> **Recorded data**
* * * * * * * * *

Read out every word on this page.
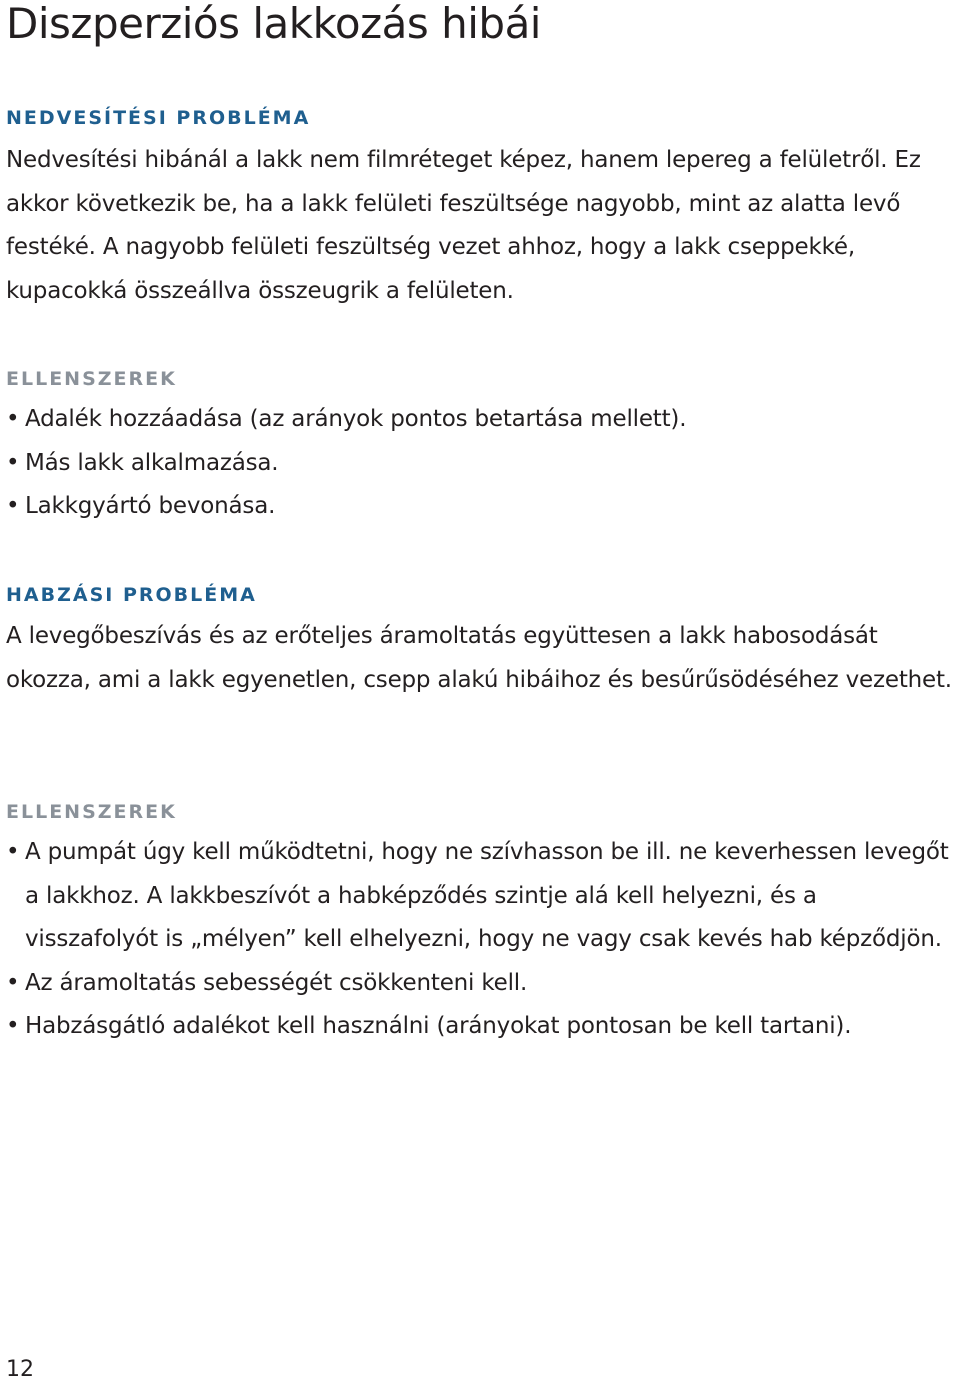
Diszperziós lakkozás hibái
NEDVESÍTÉSI PROBLÉMA

Nedvesítési hibánál a lakk nem filmréteget képez, hanem lepereg a felületről. Ez akkor következik be, ha a lakk felületi feszültsége nagyobb, mint az alatta levő festéké. A nagyobb felületi feszültség vezet ahhoz, hogy a lakk cseppekké, kupacokká összeállva összeugrik a felületen.

ELLENSZEREK
• Adalék hozzáadása (az arányok pontos betartása mellett).
• Más lakk alkalmazása.
• Lakkgyártó bevonása.
HABZÁSI PROBLÉMA

A levegőbeszívás és az erőteljes áramoltatás együttesen a lakk habosodását okozza, ami a lakk egyenetlen, csepp alakú hibáihoz és besűrűsödéséhez vezethet.

ELLENSZEREK
• A pumpát úgy kell működtetni, hogy ne szívhasson be ill. ne keverhessen levegőt a lakkhoz. A lakkbeszívót a habképződés szintje alá kell helyezni, és a visszafolyót is „mélyen” kell elhelyezni, hogy ne vagy csak kevés hab képződjön.
• Az áramoltatás sebességét csökkenteni kell.
• Habzásgátló adalékot kell használni (arányokat pontosan be kell tartani).
12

* * * * * * * * *

> **Objective**
Quote the records above exactly, leaving out any pictures.

> **Solution to this problem**
Read out every word on this page.
Diszperziós lakkozás hibái
NEDVESÍTÉSI PROBLÉMA

Nedvesítési hibánál a lakk nem filmréteget képez, hanem lepereg a felületről. Ez akkor következik be, ha a lakk felületi feszültsége nagyobb, mint az alatta levő festéké. A nagyobb felületi feszültség vezet ahhoz, hogy a lakk cseppekké, kupacokká összeállva összeugrik a felületen.

ELLENSZEREK
• Adalék hozzáadása (az arányok pontos betartása mellett).
• Más lakk alkalmazása.
• Lakkgyártó bevonása.
HABZÁSI PROBLÉMA

A levegőbeszívás és az erőteljes áramoltatás együttesen a lakk habosodását okozza, ami a lakk egyenetlen, csepp alakú hibáihoz és besűrűsödéséhez vezethet.

ELLENSZEREK
• A pumpát úgy kell működtetni, hogy ne szívhasson be ill. ne keverhessen levegőt a lakkhoz. A lakkbeszívót a habképződés szintje alá kell helyezni, és a visszafolyót is „mélyen” kell elhelyezni, hogy ne vagy csak kevés hab képződjön.
• Az áramoltatás sebességét csökkenteni kell.
• Habzásgátló adalékot kell használni (arányokat pontosan be kell tartani).
12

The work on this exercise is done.